OBJECTIVE » Give the number of lines below that contain the word "Fallo", and nothing else.

Entries with figure data:
..............................
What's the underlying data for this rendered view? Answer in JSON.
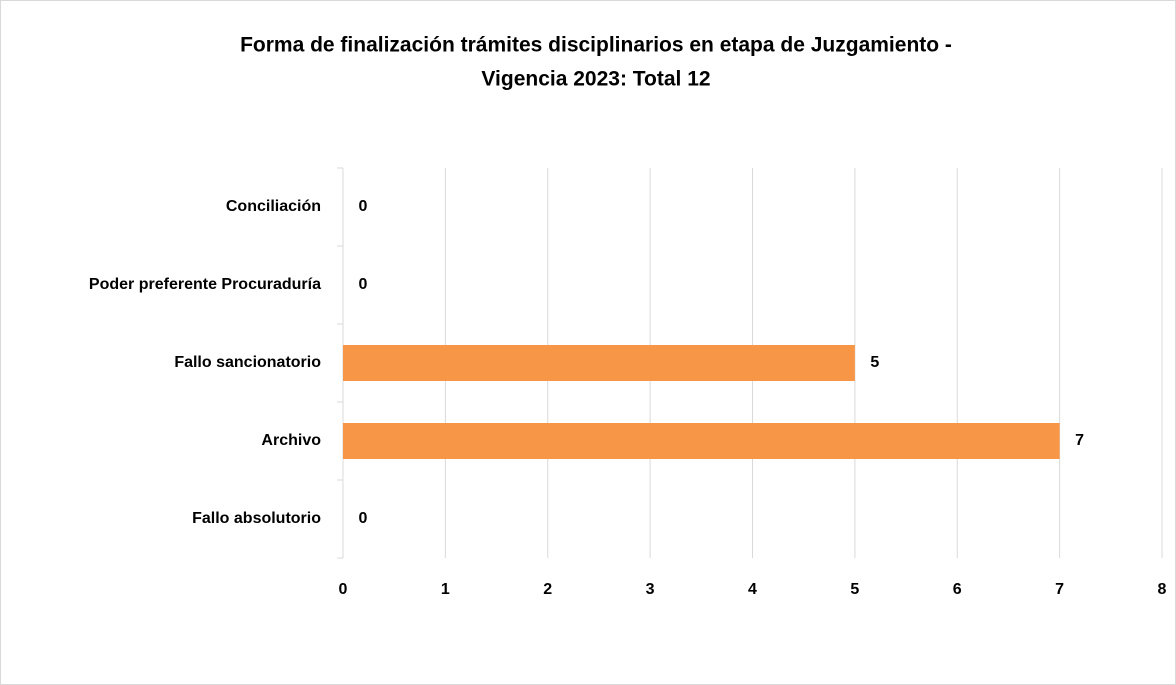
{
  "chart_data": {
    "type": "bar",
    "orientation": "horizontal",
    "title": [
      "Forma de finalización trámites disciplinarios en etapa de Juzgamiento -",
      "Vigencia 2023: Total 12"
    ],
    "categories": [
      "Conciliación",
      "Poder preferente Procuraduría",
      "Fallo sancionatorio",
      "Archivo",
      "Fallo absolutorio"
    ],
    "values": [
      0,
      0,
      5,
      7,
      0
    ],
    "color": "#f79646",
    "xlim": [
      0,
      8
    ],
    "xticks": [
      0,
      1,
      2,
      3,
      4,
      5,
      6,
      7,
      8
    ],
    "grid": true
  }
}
..............................
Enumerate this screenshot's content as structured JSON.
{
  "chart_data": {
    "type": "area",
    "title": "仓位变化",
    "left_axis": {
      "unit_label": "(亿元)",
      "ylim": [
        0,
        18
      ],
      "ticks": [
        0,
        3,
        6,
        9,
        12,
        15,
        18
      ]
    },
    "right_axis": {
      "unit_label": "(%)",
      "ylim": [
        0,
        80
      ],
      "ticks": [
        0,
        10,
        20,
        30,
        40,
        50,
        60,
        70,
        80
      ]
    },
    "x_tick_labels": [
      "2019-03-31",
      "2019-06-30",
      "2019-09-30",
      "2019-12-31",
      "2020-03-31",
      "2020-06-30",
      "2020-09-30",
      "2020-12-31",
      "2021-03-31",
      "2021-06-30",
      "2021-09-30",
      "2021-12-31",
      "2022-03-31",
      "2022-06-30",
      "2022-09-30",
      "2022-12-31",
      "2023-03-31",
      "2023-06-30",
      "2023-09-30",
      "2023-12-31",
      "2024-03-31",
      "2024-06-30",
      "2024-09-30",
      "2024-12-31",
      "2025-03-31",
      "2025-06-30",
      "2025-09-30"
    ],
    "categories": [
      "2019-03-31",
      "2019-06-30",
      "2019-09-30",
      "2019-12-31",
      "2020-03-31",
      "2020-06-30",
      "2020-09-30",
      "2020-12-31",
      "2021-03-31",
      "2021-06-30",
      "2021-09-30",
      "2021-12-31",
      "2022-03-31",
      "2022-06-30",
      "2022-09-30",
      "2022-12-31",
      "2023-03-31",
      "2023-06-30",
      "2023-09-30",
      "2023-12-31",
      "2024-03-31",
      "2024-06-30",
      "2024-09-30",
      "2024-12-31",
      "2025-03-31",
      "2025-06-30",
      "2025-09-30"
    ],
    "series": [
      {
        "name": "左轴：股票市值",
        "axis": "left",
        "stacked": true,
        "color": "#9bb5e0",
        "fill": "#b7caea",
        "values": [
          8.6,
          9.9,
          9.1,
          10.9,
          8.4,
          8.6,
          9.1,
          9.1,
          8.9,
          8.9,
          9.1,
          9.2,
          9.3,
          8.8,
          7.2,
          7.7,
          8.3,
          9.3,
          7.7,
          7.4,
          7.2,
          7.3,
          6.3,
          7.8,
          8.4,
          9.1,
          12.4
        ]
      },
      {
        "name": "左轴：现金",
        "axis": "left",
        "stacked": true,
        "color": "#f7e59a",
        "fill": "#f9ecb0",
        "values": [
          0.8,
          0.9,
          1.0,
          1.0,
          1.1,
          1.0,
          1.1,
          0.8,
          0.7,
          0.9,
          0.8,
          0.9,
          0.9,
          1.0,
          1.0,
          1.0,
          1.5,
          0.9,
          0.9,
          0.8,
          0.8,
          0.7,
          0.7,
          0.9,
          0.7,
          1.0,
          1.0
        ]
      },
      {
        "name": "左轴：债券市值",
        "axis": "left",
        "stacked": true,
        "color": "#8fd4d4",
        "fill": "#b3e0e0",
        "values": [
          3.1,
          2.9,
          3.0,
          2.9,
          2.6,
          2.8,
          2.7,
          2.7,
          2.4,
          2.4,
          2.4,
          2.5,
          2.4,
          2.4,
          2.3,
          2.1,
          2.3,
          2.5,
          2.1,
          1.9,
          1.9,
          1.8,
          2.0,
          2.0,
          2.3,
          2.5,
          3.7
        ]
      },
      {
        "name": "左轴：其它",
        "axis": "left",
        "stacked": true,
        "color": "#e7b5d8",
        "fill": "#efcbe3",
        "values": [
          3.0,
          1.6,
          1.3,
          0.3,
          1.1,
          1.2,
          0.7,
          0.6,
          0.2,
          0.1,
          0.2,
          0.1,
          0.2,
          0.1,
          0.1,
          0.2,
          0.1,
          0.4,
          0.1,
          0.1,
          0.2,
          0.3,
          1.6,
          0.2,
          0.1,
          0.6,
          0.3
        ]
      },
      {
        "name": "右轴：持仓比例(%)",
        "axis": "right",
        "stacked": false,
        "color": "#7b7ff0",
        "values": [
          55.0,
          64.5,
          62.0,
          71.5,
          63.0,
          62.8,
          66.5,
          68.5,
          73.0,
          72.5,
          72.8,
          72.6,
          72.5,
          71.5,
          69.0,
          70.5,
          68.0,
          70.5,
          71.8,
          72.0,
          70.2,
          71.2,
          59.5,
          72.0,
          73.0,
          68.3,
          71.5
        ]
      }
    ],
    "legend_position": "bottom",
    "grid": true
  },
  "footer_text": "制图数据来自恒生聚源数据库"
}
..............................
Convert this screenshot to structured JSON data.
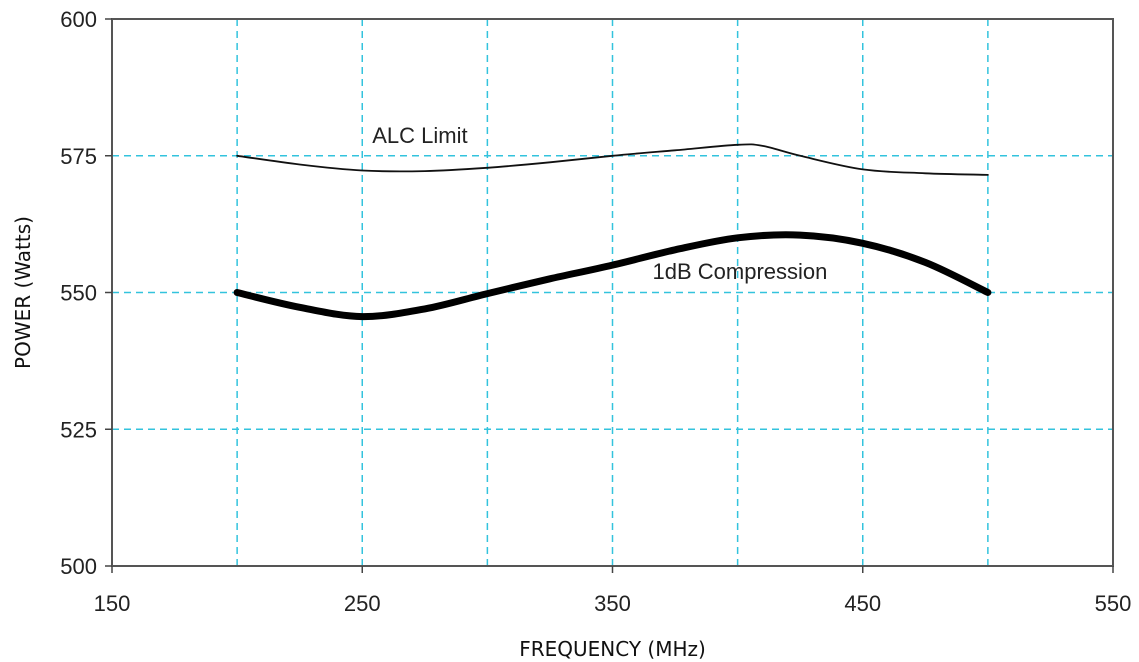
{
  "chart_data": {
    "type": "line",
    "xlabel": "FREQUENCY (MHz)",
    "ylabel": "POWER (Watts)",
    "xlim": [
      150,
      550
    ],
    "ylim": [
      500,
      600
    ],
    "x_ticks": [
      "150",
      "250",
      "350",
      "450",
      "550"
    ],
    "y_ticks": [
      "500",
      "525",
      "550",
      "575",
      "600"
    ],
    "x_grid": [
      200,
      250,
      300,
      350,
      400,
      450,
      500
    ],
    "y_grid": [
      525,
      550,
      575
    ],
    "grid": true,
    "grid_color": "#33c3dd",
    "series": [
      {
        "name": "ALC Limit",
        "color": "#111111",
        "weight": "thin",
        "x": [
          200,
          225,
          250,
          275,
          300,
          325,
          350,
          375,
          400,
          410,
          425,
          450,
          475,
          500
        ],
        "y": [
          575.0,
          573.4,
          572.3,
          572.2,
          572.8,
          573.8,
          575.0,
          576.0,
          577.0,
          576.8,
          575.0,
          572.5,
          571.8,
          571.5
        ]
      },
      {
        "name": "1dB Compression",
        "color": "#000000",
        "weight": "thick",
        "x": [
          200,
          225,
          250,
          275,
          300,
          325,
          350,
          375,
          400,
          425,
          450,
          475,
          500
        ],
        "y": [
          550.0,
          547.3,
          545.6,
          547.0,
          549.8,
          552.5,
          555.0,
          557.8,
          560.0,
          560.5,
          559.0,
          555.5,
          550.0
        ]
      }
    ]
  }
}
..............................
OUTPUT FOR THIS EXERCISE » 2